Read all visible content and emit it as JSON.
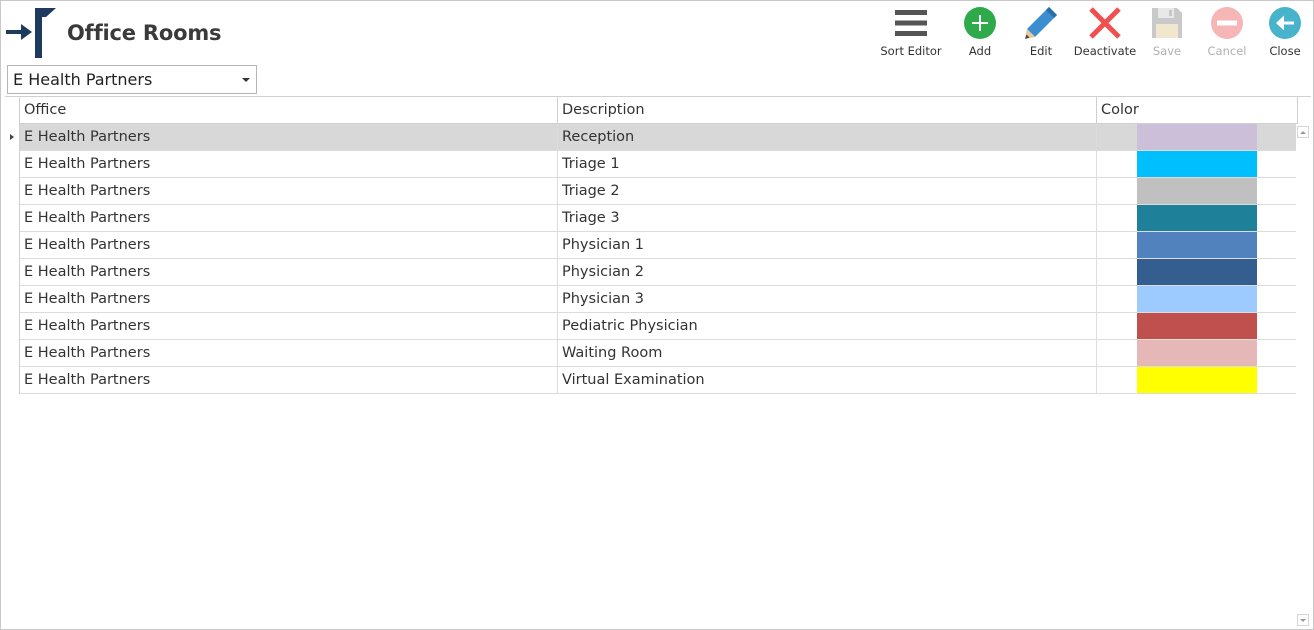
{
  "window": {
    "title": "Office Rooms"
  },
  "toolbar": {
    "sort_editor": "Sort Editor",
    "add": "Add",
    "edit": "Edit",
    "deactivate": "Deactivate",
    "save": "Save",
    "cancel": "Cancel",
    "close": "Close"
  },
  "icons": {
    "logo": "entry-arrow-logo-icon",
    "sort_editor": "hamburger-menu-icon",
    "add": "plus-circle-icon",
    "edit": "pencil-icon",
    "deactivate": "red-x-icon",
    "save": "floppy-disk-icon",
    "cancel": "minus-circle-icon",
    "close": "back-arrow-circle-icon"
  },
  "colors": {
    "brand": "#1f3a5f",
    "add_green": "#2eaa4b",
    "edit_blue": "#3b8fd0",
    "deactivate_red": "#f05050",
    "close_teal": "#48b4cc",
    "disabled": "#c8c8c8",
    "selected_row": "#d8d8d8"
  },
  "office_filter": {
    "selected": "E Health Partners"
  },
  "grid": {
    "columns": {
      "office": "Office",
      "description": "Description",
      "color": "Color"
    },
    "rows": [
      {
        "office": "E Health Partners",
        "description": "Reception",
        "color": "#ccbfd9"
      },
      {
        "office": "E Health Partners",
        "description": "Triage 1",
        "color": "#00bfff"
      },
      {
        "office": "E Health Partners",
        "description": "Triage 2",
        "color": "#c0c0c0"
      },
      {
        "office": "E Health Partners",
        "description": "Triage 3",
        "color": "#1e8199"
      },
      {
        "office": "E Health Partners",
        "description": "Physician 1",
        "color": "#5182bd"
      },
      {
        "office": "E Health Partners",
        "description": "Physician 2",
        "color": "#345e8f"
      },
      {
        "office": "E Health Partners",
        "description": "Physician 3",
        "color": "#9ecbff"
      },
      {
        "office": "E Health Partners",
        "description": "Pediatric Physician",
        "color": "#c0504d"
      },
      {
        "office": "E Health Partners",
        "description": "Waiting Room",
        "color": "#e5b7b6"
      },
      {
        "office": "E Health Partners",
        "description": "Virtual Examination",
        "color": "#ffff00"
      }
    ]
  }
}
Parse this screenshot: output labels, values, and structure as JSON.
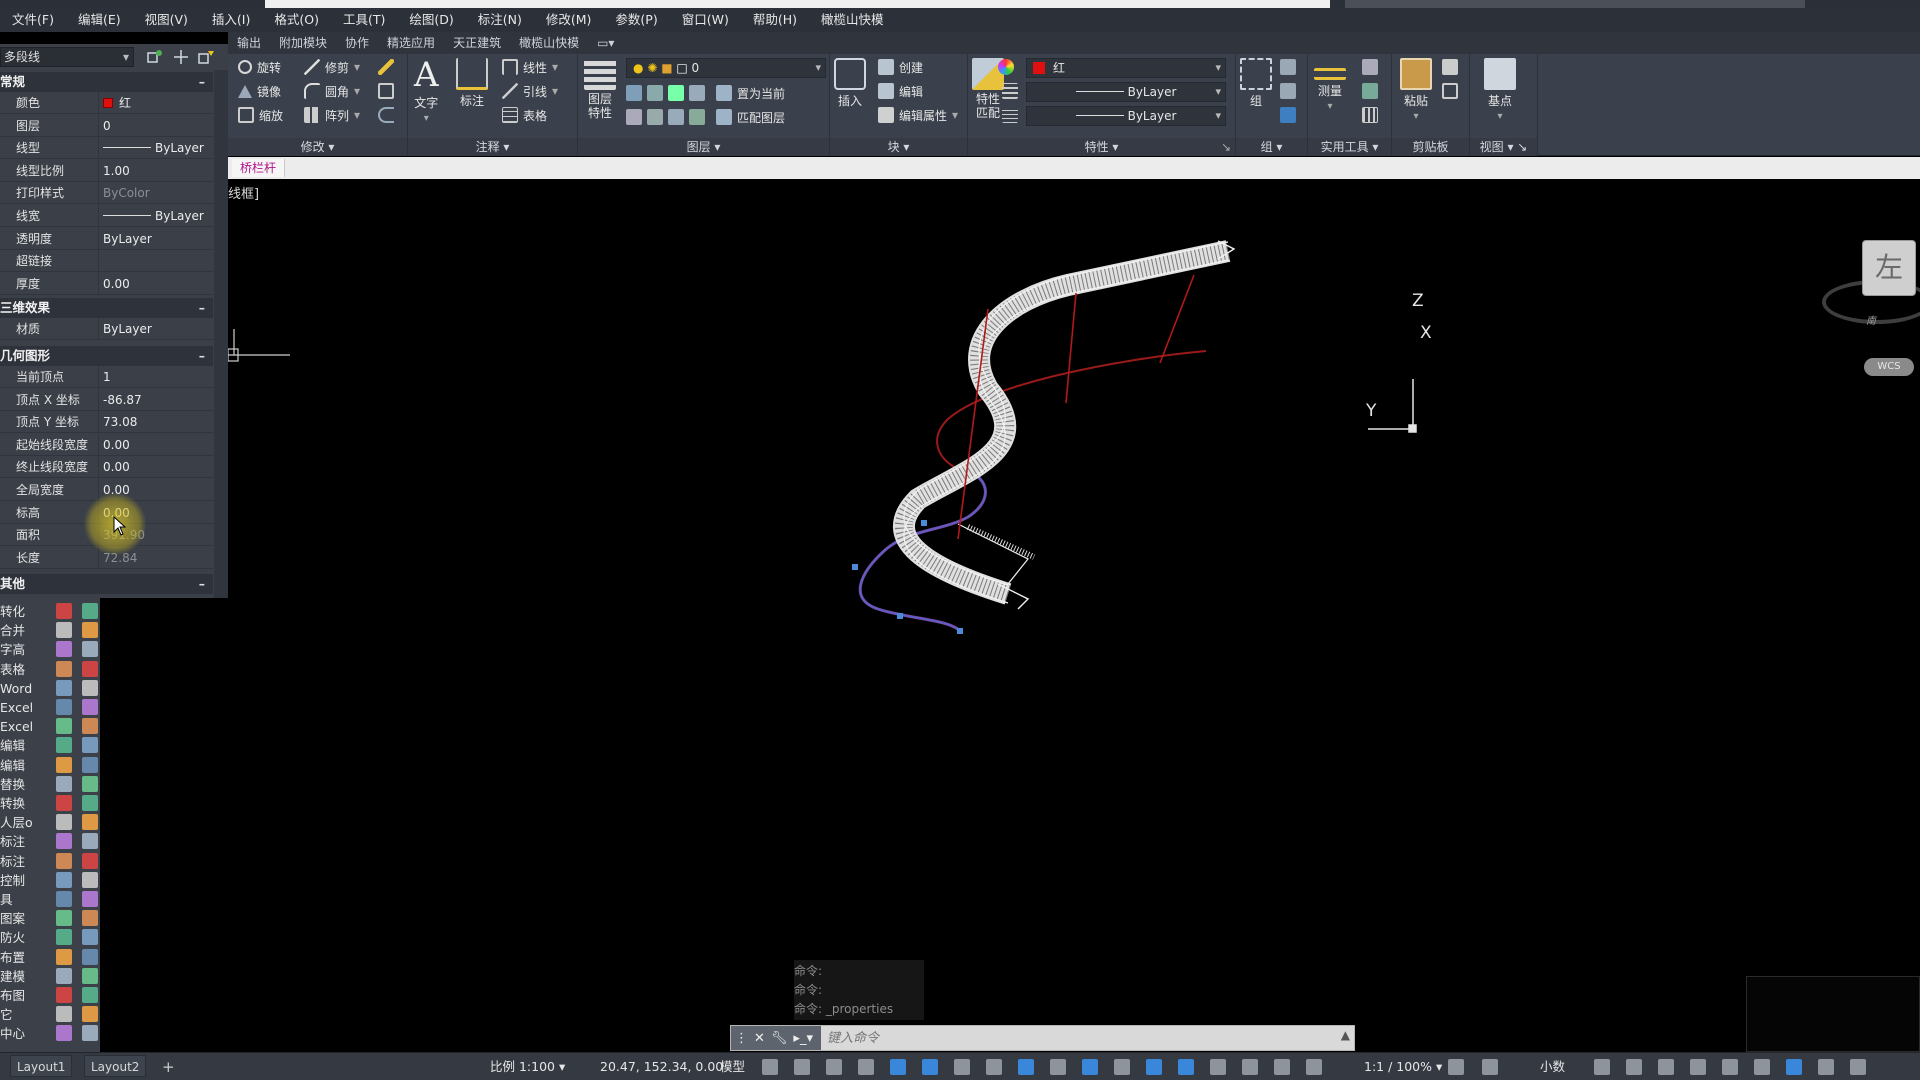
{
  "menu": [
    "文件(F)",
    "编辑(E)",
    "视图(V)",
    "插入(I)",
    "格式(O)",
    "工具(T)",
    "绘图(D)",
    "标注(N)",
    "修改(M)",
    "参数(P)",
    "窗口(W)",
    "帮助(H)",
    "橄榄山快模"
  ],
  "ribbon_tabs": [
    "输出",
    "附加模块",
    "协作",
    "精选应用",
    "天正建筑",
    "橄榄山快模"
  ],
  "ribbon": {
    "modify": {
      "title": "修改",
      "rotate": "旋转",
      "trim": "修剪",
      "mirror": "镜像",
      "fillet": "圆角",
      "scale": "缩放",
      "array": "阵列"
    },
    "annotation": {
      "title": "注释",
      "text": "文字",
      "dimension": "标注",
      "linear": "线性",
      "leader": "引线",
      "table": "表格"
    },
    "layers": {
      "title": "图层",
      "layer_props": "图层\n特性",
      "current_layer": "0",
      "set_current": "置为当前",
      "match_layer": "匹配图层"
    },
    "block": {
      "title": "块",
      "insert": "插入",
      "create": "创建",
      "edit": "编辑",
      "edit_attr": "编辑属性"
    },
    "properties": {
      "title": "特性",
      "match": "特性\n匹配",
      "color": "红",
      "linetype": "ByLayer",
      "lineweight": "ByLayer"
    },
    "group": {
      "title": "组",
      "group": "组"
    },
    "utilities": {
      "title": "实用工具",
      "measure": "测量"
    },
    "clipboard": {
      "title": "剪贴板",
      "paste": "粘贴"
    },
    "view": {
      "title": "视图",
      "base": "基点"
    }
  },
  "file_tab": "桥栏杆",
  "viewport_label": "线框]",
  "properties_palette": {
    "object_type": "多段线",
    "sections": {
      "general": {
        "title": "常规",
        "rows": [
          {
            "label": "颜色",
            "value": "红",
            "swatch": "#e01010"
          },
          {
            "label": "图层",
            "value": "0"
          },
          {
            "label": "线型",
            "value": "ByLayer",
            "line": true
          },
          {
            "label": "线型比例",
            "value": "1.00"
          },
          {
            "label": "打印样式",
            "value": "ByColor",
            "dim": true
          },
          {
            "label": "线宽",
            "value": "ByLayer",
            "line": true
          },
          {
            "label": "透明度",
            "value": "ByLayer"
          },
          {
            "label": "超链接",
            "value": ""
          },
          {
            "label": "厚度",
            "value": "0.00"
          }
        ]
      },
      "effects3d": {
        "title": "三维效果",
        "rows": [
          {
            "label": "材质",
            "value": "ByLayer"
          }
        ]
      },
      "geometry": {
        "title": "几何图形",
        "rows": [
          {
            "label": "当前顶点",
            "value": "1"
          },
          {
            "label": "顶点 X 坐标",
            "value": "-86.87"
          },
          {
            "label": "顶点 Y 坐标",
            "value": "73.08"
          },
          {
            "label": "起始线段宽度",
            "value": "0.00"
          },
          {
            "label": "终止线段宽度",
            "value": "0.00"
          },
          {
            "label": "全局宽度",
            "value": "0.00"
          },
          {
            "label": "标高",
            "value": "0.00"
          },
          {
            "label": "面积",
            "value": "391.90",
            "dim": true
          },
          {
            "label": "长度",
            "value": "72.84",
            "dim": true
          }
        ]
      },
      "misc": {
        "title": "其他"
      }
    }
  },
  "tool_labels": [
    "转化",
    "合并",
    "字高",
    "表格",
    "Word",
    "Excel",
    "Excel",
    "编辑",
    "编辑",
    "替换",
    "转换",
    "人层o",
    "标注",
    "标注",
    "控制",
    "具",
    "图案",
    "防火",
    "布置",
    "建模",
    "布图",
    "它",
    "中心"
  ],
  "viewcube": {
    "face": "左",
    "direction": "南",
    "wcs": "WCS"
  },
  "ucs_axes": {
    "x": "X",
    "y": "Y",
    "z": "Z"
  },
  "command_history": [
    "命令:",
    "命令:",
    "命令: _properties"
  ],
  "command_placeholder": "键入命令",
  "statusbar": {
    "layouts": [
      "Layout1",
      "Layout2"
    ],
    "add_layout": "+",
    "scale": "比例 1:100",
    "coords": "20.47, 152.34, 0.00",
    "model": "模型",
    "annotation_scale": "1:1 / 100%",
    "units": "小数"
  },
  "colors": {
    "accent_red": "#e01010",
    "file_tab_text": "#b0138a",
    "panel_bg": "#3a3f48",
    "ribbon_bg": "#3b414c"
  }
}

> _Directive_: Restate each entry word for word, please, but drop any images it holds.

> _Solution to the problem_:
Read all visible content and emit it as JSON.
{
  "window": {
    "title": "Office Rooms"
  },
  "toolbar": {
    "sort_editor": "Sort Editor",
    "add": "Add",
    "edit": "Edit",
    "deactivate": "Deactivate",
    "save": "Save",
    "cancel": "Cancel",
    "close": "Close"
  },
  "icons": {
    "logo": "entry-arrow-logo-icon",
    "sort_editor": "hamburger-menu-icon",
    "add": "plus-circle-icon",
    "edit": "pencil-icon",
    "deactivate": "red-x-icon",
    "save": "floppy-disk-icon",
    "cancel": "minus-circle-icon",
    "close": "back-arrow-circle-icon"
  },
  "colors": {
    "brand": "#1f3a5f",
    "add_green": "#2eaa4b",
    "edit_blue": "#3b8fd0",
    "deactivate_red": "#f05050",
    "close_teal": "#48b4cc",
    "disabled": "#c8c8c8",
    "selected_row": "#d8d8d8"
  },
  "office_filter": {
    "selected": "E Health Partners"
  },
  "grid": {
    "columns": {
      "office": "Office",
      "description": "Description",
      "color": "Color"
    },
    "rows": [
      {
        "office": "E Health Partners",
        "description": "Reception",
        "color": "#ccbfd9"
      },
      {
        "office": "E Health Partners",
        "description": "Triage 1",
        "color": "#00bfff"
      },
      {
        "office": "E Health Partners",
        "description": "Triage 2",
        "color": "#c0c0c0"
      },
      {
        "office": "E Health Partners",
        "description": "Triage 3",
        "color": "#1e8199"
      },
      {
        "office": "E Health Partners",
        "description": "Physician 1",
        "color": "#5182bd"
      },
      {
        "office": "E Health Partners",
        "description": "Physician 2",
        "color": "#345e8f"
      },
      {
        "office": "E Health Partners",
        "description": "Physician 3",
        "color": "#9ecbff"
      },
      {
        "office": "E Health Partners",
        "description": "Pediatric Physician",
        "color": "#c0504d"
      },
      {
        "office": "E Health Partners",
        "description": "Waiting Room",
        "color": "#e5b7b6"
      },
      {
        "office": "E Health Partners",
        "description": "Virtual Examination",
        "color": "#ffff00"
      }
    ]
  }
}
Parse this screenshot: output labels, values, and structure as JSON.
{
  "menu": [
    "文件(F)",
    "编辑(E)",
    "视图(V)",
    "插入(I)",
    "格式(O)",
    "工具(T)",
    "绘图(D)",
    "标注(N)",
    "修改(M)",
    "参数(P)",
    "窗口(W)",
    "帮助(H)",
    "橄榄山快模"
  ],
  "ribbon_tabs": [
    "输出",
    "附加模块",
    "协作",
    "精选应用",
    "天正建筑",
    "橄榄山快模"
  ],
  "ribbon": {
    "modify": {
      "title": "修改",
      "rotate": "旋转",
      "trim": "修剪",
      "mirror": "镜像",
      "fillet": "圆角",
      "scale": "缩放",
      "array": "阵列"
    },
    "annotation": {
      "title": "注释",
      "text": "文字",
      "dimension": "标注",
      "linear": "线性",
      "leader": "引线",
      "table": "表格"
    },
    "layers": {
      "title": "图层",
      "layer_props": "图层\n特性",
      "current_layer": "0",
      "set_current": "置为当前",
      "match_layer": "匹配图层"
    },
    "block": {
      "title": "块",
      "insert": "插入",
      "create": "创建",
      "edit": "编辑",
      "edit_attr": "编辑属性"
    },
    "properties": {
      "title": "特性",
      "match": "特性\n匹配",
      "color": "红",
      "linetype": "ByLayer",
      "lineweight": "ByLayer"
    },
    "group": {
      "title": "组",
      "group": "组"
    },
    "utilities": {
      "title": "实用工具",
      "measure": "测量"
    },
    "clipboard": {
      "title": "剪贴板",
      "paste": "粘贴"
    },
    "view": {
      "title": "视图",
      "base": "基点"
    }
  },
  "file_tab": "桥栏杆",
  "viewport_label": "线框]",
  "properties_palette": {
    "object_type": "多段线",
    "sections": {
      "general": {
        "title": "常规",
        "rows": [
          {
            "label": "颜色",
            "value": "红",
            "swatch": "#e01010"
          },
          {
            "label": "图层",
            "value": "0"
          },
          {
            "label": "线型",
            "value": "ByLayer",
            "line": true
          },
          {
            "label": "线型比例",
            "value": "1.00"
          },
          {
            "label": "打印样式",
            "value": "ByColor",
            "dim": true
          },
          {
            "label": "线宽",
            "value": "ByLayer",
            "line": true
          },
          {
            "label": "透明度",
            "value": "ByLayer"
          },
          {
            "label": "超链接",
            "value": ""
          },
          {
            "label": "厚度",
            "value": "0.00"
          }
        ]
      },
      "effects3d": {
        "title": "三维效果",
        "rows": [
          {
            "label": "材质",
            "value": "ByLayer"
          }
        ]
      },
      "geometry": {
        "title": "几何图形",
        "rows": [
          {
            "label": "当前顶点",
            "value": "1"
          },
          {
            "label": "顶点 X 坐标",
            "value": "-86.87"
          },
          {
            "label": "顶点 Y 坐标",
            "value": "73.08"
          },
          {
            "label": "起始线段宽度",
            "value": "0.00"
          },
          {
            "label": "终止线段宽度",
            "value": "0.00"
          },
          {
            "label": "全局宽度",
            "value": "0.00"
          },
          {
            "label": "标高",
            "value": "0.00"
          },
          {
            "label": "面积",
            "value": "391.90",
            "dim": true
          },
          {
            "label": "长度",
            "value": "72.84",
            "dim": true
          }
        ]
      },
      "misc": {
        "title": "其他"
      }
    }
  },
  "tool_labels": [
    "转化",
    "合并",
    "字高",
    "表格",
    "Word",
    "Excel",
    "Excel",
    "编辑",
    "编辑",
    "替换",
    "转换",
    "人层o",
    "标注",
    "标注",
    "控制",
    "具",
    "图案",
    "防火",
    "布置",
    "建模",
    "布图",
    "它",
    "中心"
  ],
  "viewcube": {
    "face": "左",
    "direction": "南",
    "wcs": "WCS"
  },
  "ucs_axes": {
    "x": "X",
    "y": "Y",
    "z": "Z"
  },
  "command_history": [
    "命令:",
    "命令:",
    "命令: _properties"
  ],
  "command_placeholder": "键入命令",
  "statusbar": {
    "layouts": [
      "Layout1",
      "Layout2"
    ],
    "add_layout": "+",
    "scale": "比例 1:100",
    "coords": "20.47, 152.34, 0.00",
    "model": "模型",
    "annotation_scale": "1:1 / 100%",
    "units": "小数"
  },
  "colors": {
    "accent_red": "#e01010",
    "file_tab_text": "#b0138a",
    "panel_bg": "#3a3f48",
    "ribbon_bg": "#3b414c"
  }
}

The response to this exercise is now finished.